__The exercise__.
Give the listing again in full, exactly as written.

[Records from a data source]
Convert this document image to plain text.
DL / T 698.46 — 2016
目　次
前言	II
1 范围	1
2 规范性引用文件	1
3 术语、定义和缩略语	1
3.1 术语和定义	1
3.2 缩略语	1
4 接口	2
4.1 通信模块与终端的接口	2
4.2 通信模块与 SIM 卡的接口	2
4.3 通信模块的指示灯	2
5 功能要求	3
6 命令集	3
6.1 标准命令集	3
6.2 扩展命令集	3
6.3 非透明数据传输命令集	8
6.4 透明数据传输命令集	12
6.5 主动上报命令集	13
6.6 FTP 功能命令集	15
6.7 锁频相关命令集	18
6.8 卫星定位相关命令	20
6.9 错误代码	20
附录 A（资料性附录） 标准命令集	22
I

__Solution__.
Convert this document image to plain text.
DL / T 698.46 — 2016
目　次
前言	II
1 范围	1
2 规范性引用文件	1
3 术语、定义和缩略语	1
3.1 术语和定义	1
3.2 缩略语	1
4 接口	2
4.1 通信模块与终端的接口	2
4.2 通信模块与 SIM 卡的接口	2
4.3 通信模块的指示灯	2
5 功能要求	3
6 命令集	3
6.1 标准命令集	3
6.2 扩展命令集	3
6.3 非透明数据传输命令集	8
6.4 透明数据传输命令集	12
6.5 主动上报命令集	13
6.6 FTP 功能命令集	15
6.7 锁频相关命令集	18
6.8 卫星定位相关命令	20
6.9 错误代码	20
附录 A（资料性附录） 标准命令集	22
I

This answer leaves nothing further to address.